EXERCISE DETAILS:
Reproduce all of the material below, replacing every occurrence of "legend-label" with "legend-entry" and changing nothing else. Leave out the picture lines.

[Visual layout annotation data]

——

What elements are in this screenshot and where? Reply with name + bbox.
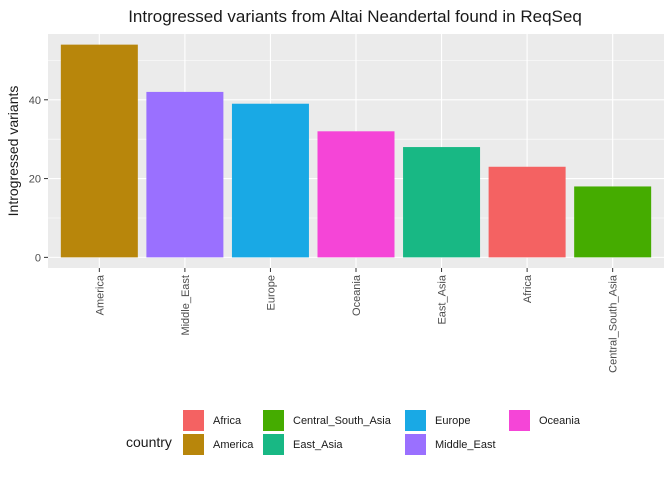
x-tick-label: America — [94, 274, 106, 315]
bar-america — [60, 44, 138, 258]
legend-key-africa — [183, 410, 204, 431]
x-tick-label: Africa — [522, 274, 534, 303]
y-axis-title: Introgressed variants — [5, 86, 21, 217]
bar-europe — [231, 103, 309, 258]
legend-label: East_Asia — [293, 439, 343, 451]
legend-label: Middle_East — [435, 439, 496, 451]
legend-label: America — [213, 439, 254, 451]
legend-key-east-asia — [263, 434, 284, 455]
x-tick-label: Europe — [265, 275, 277, 310]
x-tick-label: Oceania — [351, 274, 363, 316]
bar-central-south-asia — [574, 186, 652, 258]
bar-africa — [488, 166, 566, 258]
y-tick-label: 40 — [29, 95, 41, 107]
x-tick-label: East_Asia — [437, 274, 449, 324]
legend-key-middle-east — [405, 434, 426, 455]
x-axis: America Middle_East Europe Oceania East_Asia… — [94, 268, 620, 373]
y-tick-label: 20 — [29, 174, 41, 186]
y-tick-label: 0 — [35, 252, 41, 264]
legend-key-europe — [405, 410, 426, 431]
y-axis: 0 20 40 — [29, 95, 48, 264]
legend: country Africa America Central_South_Asia E… — [126, 410, 581, 455]
bar-east-asia — [403, 147, 481, 258]
x-tick-label: Central_South_Asia — [608, 274, 620, 373]
legend-label: Europe — [435, 415, 470, 427]
chart-title: Introgressed variants from Altai Neander… — [128, 7, 582, 26]
bar-middle-east — [146, 91, 224, 258]
legend-key-central-south-asia — [263, 410, 284, 431]
bar-oceania — [317, 131, 395, 258]
legend-label: Oceania — [539, 415, 581, 427]
legend-key-oceania — [509, 410, 530, 431]
bars — [60, 44, 652, 258]
legend-label: Africa — [213, 415, 242, 427]
legend-title: country — [126, 434, 172, 450]
legend-label: Central_South_Asia — [293, 415, 392, 427]
x-tick-label: Middle_East — [180, 275, 192, 336]
legend-key-america — [183, 434, 204, 455]
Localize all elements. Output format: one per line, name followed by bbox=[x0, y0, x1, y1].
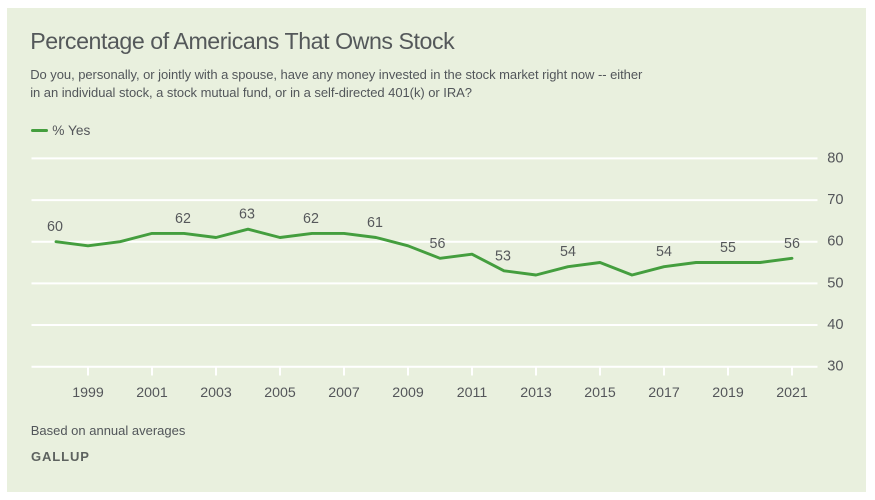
svg-text:70: 70 bbox=[827, 192, 843, 208]
svg-text:56: 56 bbox=[784, 236, 800, 252]
svg-text:2013: 2013 bbox=[520, 385, 552, 401]
svg-text:2015: 2015 bbox=[584, 385, 616, 401]
svg-text:60: 60 bbox=[47, 219, 63, 235]
svg-text:1999: 1999 bbox=[72, 385, 104, 401]
svg-text:2007: 2007 bbox=[328, 385, 360, 401]
svg-text:56: 56 bbox=[430, 236, 446, 252]
svg-text:2011: 2011 bbox=[457, 385, 488, 401]
svg-text:80: 80 bbox=[827, 150, 843, 166]
svg-text:53: 53 bbox=[495, 248, 511, 264]
svg-text:54: 54 bbox=[656, 244, 672, 260]
svg-text:2017: 2017 bbox=[648, 385, 680, 401]
svg-text:50: 50 bbox=[827, 275, 843, 291]
svg-text:60: 60 bbox=[827, 234, 843, 250]
svg-text:2003: 2003 bbox=[200, 385, 232, 401]
svg-text:62: 62 bbox=[175, 211, 191, 227]
svg-text:40: 40 bbox=[827, 317, 843, 333]
svg-text:63: 63 bbox=[239, 207, 255, 223]
svg-text:54: 54 bbox=[560, 244, 576, 260]
svg-text:61: 61 bbox=[367, 215, 383, 231]
svg-text:2021: 2021 bbox=[776, 385, 808, 401]
svg-text:2001: 2001 bbox=[136, 385, 168, 401]
svg-text:30: 30 bbox=[827, 359, 843, 375]
svg-text:2009: 2009 bbox=[392, 385, 424, 401]
svg-text:55: 55 bbox=[720, 240, 736, 256]
svg-text:2005: 2005 bbox=[264, 385, 296, 401]
svg-text:2019: 2019 bbox=[712, 385, 744, 401]
svg-text:62: 62 bbox=[303, 211, 319, 227]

——

SOLUTION BELOW:
What elements are in this screenshot and where? Reply with name + bbox.
x-tick-label: America — [94, 274, 106, 315]
bar-america — [60, 44, 138, 258]
legend-key-africa — [183, 410, 204, 431]
x-tick-label: Africa — [522, 274, 534, 303]
y-axis-title: Introgressed variants — [5, 86, 21, 217]
bar-europe — [231, 103, 309, 258]
legend-entry: East_Asia — [293, 439, 343, 451]
legend-entry: Middle_East — [435, 439, 496, 451]
legend-entry: America — [213, 439, 254, 451]
legend-key-east-asia — [263, 434, 284, 455]
x-tick-label: Europe — [265, 275, 277, 310]
x-tick-label: Oceania — [351, 274, 363, 316]
bar-central-south-asia — [574, 186, 652, 258]
bar-africa — [488, 166, 566, 258]
y-tick-label: 40 — [29, 95, 41, 107]
x-tick-label: East_Asia — [437, 274, 449, 324]
legend-key-middle-east — [405, 434, 426, 455]
x-axis: America Middle_East Europe Oceania East_Asia… — [94, 268, 620, 373]
y-tick-label: 20 — [29, 174, 41, 186]
y-tick-label: 0 — [35, 252, 41, 264]
legend-key-europe — [405, 410, 426, 431]
y-axis: 0 20 40 — [29, 95, 48, 264]
legend: country Africa America Central_South_Asia E… — [126, 410, 581, 455]
bar-east-asia — [403, 147, 481, 258]
x-tick-label: Central_South_Asia — [608, 274, 620, 373]
legend-entry: Europe — [435, 415, 470, 427]
chart-title: Introgressed variants from Altai Neander… — [128, 7, 582, 26]
bar-middle-east — [146, 91, 224, 258]
legend-key-central-south-asia — [263, 410, 284, 431]
bar-oceania — [317, 131, 395, 258]
legend-entry: Oceania — [539, 415, 581, 427]
legend-key-oceania — [509, 410, 530, 431]
bars — [60, 44, 652, 258]
legend-entry: Africa — [213, 415, 242, 427]
legend-title: country — [126, 434, 172, 450]
legend-entry: Central_South_Asia — [293, 415, 392, 427]
x-tick-label: Middle_East — [180, 275, 192, 336]
legend-key-america — [183, 434, 204, 455]
Localize all elements. Output format: one per line, name followed by bbox=[x0, y0, x1, y1].
svg-text:70: 70 bbox=[827, 192, 843, 208]
svg-text:56: 56 bbox=[784, 236, 800, 252]
svg-text:2013: 2013 bbox=[520, 385, 552, 401]
svg-text:2015: 2015 bbox=[584, 385, 616, 401]
svg-text:60: 60 bbox=[47, 219, 63, 235]
svg-text:1999: 1999 bbox=[72, 385, 104, 401]
svg-text:2007: 2007 bbox=[328, 385, 360, 401]
svg-text:56: 56 bbox=[430, 236, 446, 252]
svg-text:2011: 2011 bbox=[457, 385, 488, 401]
svg-text:80: 80 bbox=[827, 150, 843, 166]
svg-text:53: 53 bbox=[495, 248, 511, 264]
svg-text:54: 54 bbox=[656, 244, 672, 260]
svg-text:2017: 2017 bbox=[648, 385, 680, 401]
svg-text:50: 50 bbox=[827, 275, 843, 291]
svg-text:60: 60 bbox=[827, 234, 843, 250]
svg-text:2003: 2003 bbox=[200, 385, 232, 401]
svg-text:62: 62 bbox=[175, 211, 191, 227]
svg-text:40: 40 bbox=[827, 317, 843, 333]
svg-text:63: 63 bbox=[239, 207, 255, 223]
svg-text:54: 54 bbox=[560, 244, 576, 260]
svg-text:61: 61 bbox=[367, 215, 383, 231]
svg-text:2021: 2021 bbox=[776, 385, 808, 401]
svg-text:2001: 2001 bbox=[136, 385, 168, 401]
svg-text:30: 30 bbox=[827, 359, 843, 375]
svg-text:2009: 2009 bbox=[392, 385, 424, 401]
svg-text:55: 55 bbox=[720, 240, 736, 256]
svg-text:2005: 2005 bbox=[264, 385, 296, 401]
svg-text:2019: 2019 bbox=[712, 385, 744, 401]
svg-text:62: 62 bbox=[303, 211, 319, 227]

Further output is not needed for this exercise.